*Prompt*.
Print the whole listing exactly.

=== Source data ===

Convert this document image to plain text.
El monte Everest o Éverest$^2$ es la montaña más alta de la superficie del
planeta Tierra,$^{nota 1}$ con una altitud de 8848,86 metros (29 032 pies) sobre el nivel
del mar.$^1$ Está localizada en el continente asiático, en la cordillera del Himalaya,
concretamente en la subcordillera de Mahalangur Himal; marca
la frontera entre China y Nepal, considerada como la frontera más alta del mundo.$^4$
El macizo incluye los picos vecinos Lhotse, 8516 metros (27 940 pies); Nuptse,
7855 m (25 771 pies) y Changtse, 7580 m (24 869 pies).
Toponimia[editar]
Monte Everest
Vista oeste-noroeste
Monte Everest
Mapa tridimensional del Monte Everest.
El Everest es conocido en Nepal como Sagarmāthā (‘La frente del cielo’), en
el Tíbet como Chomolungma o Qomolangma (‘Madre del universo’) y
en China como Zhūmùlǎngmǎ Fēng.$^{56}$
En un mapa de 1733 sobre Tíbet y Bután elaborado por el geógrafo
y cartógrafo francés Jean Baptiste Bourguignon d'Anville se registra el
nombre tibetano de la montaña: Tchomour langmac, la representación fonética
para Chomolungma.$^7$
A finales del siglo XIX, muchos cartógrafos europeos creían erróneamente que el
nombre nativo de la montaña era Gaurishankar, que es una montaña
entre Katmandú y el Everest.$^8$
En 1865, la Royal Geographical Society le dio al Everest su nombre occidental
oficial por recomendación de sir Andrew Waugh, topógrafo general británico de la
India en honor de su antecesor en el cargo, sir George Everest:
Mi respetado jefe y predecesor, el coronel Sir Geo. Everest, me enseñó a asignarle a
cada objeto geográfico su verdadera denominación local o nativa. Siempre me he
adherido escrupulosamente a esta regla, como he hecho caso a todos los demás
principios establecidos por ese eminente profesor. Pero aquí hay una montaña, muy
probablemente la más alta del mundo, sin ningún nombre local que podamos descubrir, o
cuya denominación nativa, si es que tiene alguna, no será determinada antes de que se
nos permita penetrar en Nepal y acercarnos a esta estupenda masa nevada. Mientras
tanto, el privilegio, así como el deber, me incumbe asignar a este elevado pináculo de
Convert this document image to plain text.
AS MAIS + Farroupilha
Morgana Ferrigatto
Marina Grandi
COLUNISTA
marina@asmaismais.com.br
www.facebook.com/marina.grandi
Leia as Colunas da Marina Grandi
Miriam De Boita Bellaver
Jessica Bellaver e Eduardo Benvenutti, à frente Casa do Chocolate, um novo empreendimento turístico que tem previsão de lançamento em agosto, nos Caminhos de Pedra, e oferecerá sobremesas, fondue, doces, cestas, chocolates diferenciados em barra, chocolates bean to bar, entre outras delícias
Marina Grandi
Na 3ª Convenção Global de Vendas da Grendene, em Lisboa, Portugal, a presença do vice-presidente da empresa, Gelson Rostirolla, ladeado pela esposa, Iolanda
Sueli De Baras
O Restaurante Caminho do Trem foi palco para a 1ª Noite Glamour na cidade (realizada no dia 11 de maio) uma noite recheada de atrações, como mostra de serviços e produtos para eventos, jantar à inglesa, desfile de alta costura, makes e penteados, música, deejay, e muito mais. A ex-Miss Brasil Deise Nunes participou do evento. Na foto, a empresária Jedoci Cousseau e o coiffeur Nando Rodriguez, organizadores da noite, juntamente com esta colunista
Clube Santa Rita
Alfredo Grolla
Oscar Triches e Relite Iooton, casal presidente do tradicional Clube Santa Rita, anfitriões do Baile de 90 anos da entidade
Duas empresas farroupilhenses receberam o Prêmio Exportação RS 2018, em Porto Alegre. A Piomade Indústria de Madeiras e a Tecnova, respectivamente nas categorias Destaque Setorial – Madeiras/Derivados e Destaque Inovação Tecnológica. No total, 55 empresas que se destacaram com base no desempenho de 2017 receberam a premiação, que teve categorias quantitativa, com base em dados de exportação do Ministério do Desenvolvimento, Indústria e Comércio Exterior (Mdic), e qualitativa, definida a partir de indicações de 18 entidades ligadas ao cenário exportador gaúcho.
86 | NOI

===

*Task output*.
Convert this document image to plain text.
El monte Everest o Éverest$^2$ es la montaña más alta de la superficie del
planeta Tierra,$^{nota 1}$ con una altitud de 8848,86 metros (29 032 pies) sobre el nivel
del mar.$^1$ Está localizada en el continente asiático, en la cordillera del Himalaya,
concretamente en la subcordillera de Mahalangur Himal; marca
la frontera entre China y Nepal, considerada como la frontera más alta del mundo.$^4$
El macizo incluye los picos vecinos Lhotse, 8516 metros (27 940 pies); Nuptse,
7855 m (25 771 pies) y Changtse, 7580 m (24 869 pies).
Toponimia[editar]
Monte Everest
Vista oeste-noroeste
Monte Everest
Mapa tridimensional del Monte Everest.
El Everest es conocido en Nepal como Sagarmāthā (‘La frente del cielo’), en
el Tíbet como Chomolungma o Qomolangma (‘Madre del universo’) y
en China como Zhūmùlǎngmǎ Fēng.$^{56}$
En un mapa de 1733 sobre Tíbet y Bután elaborado por el geógrafo
y cartógrafo francés Jean Baptiste Bourguignon d'Anville se registra el
nombre tibetano de la montaña: Tchomour langmac, la representación fonética
para Chomolungma.$^7$
A finales del siglo XIX, muchos cartógrafos europeos creían erróneamente que el
nombre nativo de la montaña era Gaurishankar, que es una montaña
entre Katmandú y el Everest.$^8$
En 1865, la Royal Geographical Society le dio al Everest su nombre occidental
oficial por recomendación de sir Andrew Waugh, topógrafo general británico de la
India en honor de su antecesor en el cargo, sir George Everest:
Mi respetado jefe y predecesor, el coronel Sir Geo. Everest, me enseñó a asignarle a
cada objeto geográfico su verdadera denominación local o nativa. Siempre me he
adherido escrupulosamente a esta regla, como he hecho caso a todos los demás
principios establecidos por ese eminente profesor. Pero aquí hay una montaña, muy
probablemente la más alta del mundo, sin ningún nombre local que podamos descubrir, o
cuya denominación nativa, si es que tiene alguna, no será determinada antes de que se
nos permita penetrar en Nepal y acercarnos a esta estupenda masa nevada. Mientras
tanto, el privilegio, así como el deber, me incumbe asignar a este elevado pináculo de
Convert this document image to plain text.
AS MAIS + Farroupilha
Morgana Ferrigatto
Marina Grandi
COLUNISTA
marina@asmaismais.com.br
www.facebook.com/marina.grandi
Leia as Colunas da Marina Grandi
Miriam De Boita Bellaver
Jessica Bellaver e Eduardo Benvenutti, à frente Casa do Chocolate, um novo empreendimento turístico que tem previsão de lançamento em agosto, nos Caminhos de Pedra, e oferecerá sobremesas, fondue, doces, cestas, chocolates diferenciados em barra, chocolates bean to bar, entre outras delícias
Marina Grandi
Na 3ª Convenção Global de Vendas da Grendene, em Lisboa, Portugal, a presença do vice-presidente da empresa, Gelson Rostirolla, ladeado pela esposa, Iolanda
Sueli De Baras
O Restaurante Caminho do Trem foi palco para a 1ª Noite Glamour na cidade (realizada no dia 11 de maio) uma noite recheada de atrações, como mostra de serviços e produtos para eventos, jantar à inglesa, desfile de alta costura, makes e penteados, música, deejay, e muito mais. A ex-Miss Brasil Deise Nunes participou do evento. Na foto, a empresária Jedoci Cousseau e o coiffeur Nando Rodriguez, organizadores da noite, juntamente com esta colunista
Clube Santa Rita
Alfredo Grolla
Oscar Triches e Relite Iooton, casal presidente do tradicional Clube Santa Rita, anfitriões do Baile de 90 anos da entidade
Duas empresas farroupilhenses receberam o Prêmio Exportação RS 2018, em Porto Alegre. A Piomade Indústria de Madeiras e a Tecnova, respectivamente nas categorias Destaque Setorial – Madeiras/Derivados e Destaque Inovação Tecnológica. No total, 55 empresas que se destacaram com base no desempenho de 2017 receberam a premiação, que teve categorias quantitativa, com base em dados de exportação do Ministério do Desenvolvimento, Indústria e Comércio Exterior (Mdic), e qualitativa, definida a partir de indicações de 18 entidades ligadas ao cenário exportador gaúcho.
86 | NOI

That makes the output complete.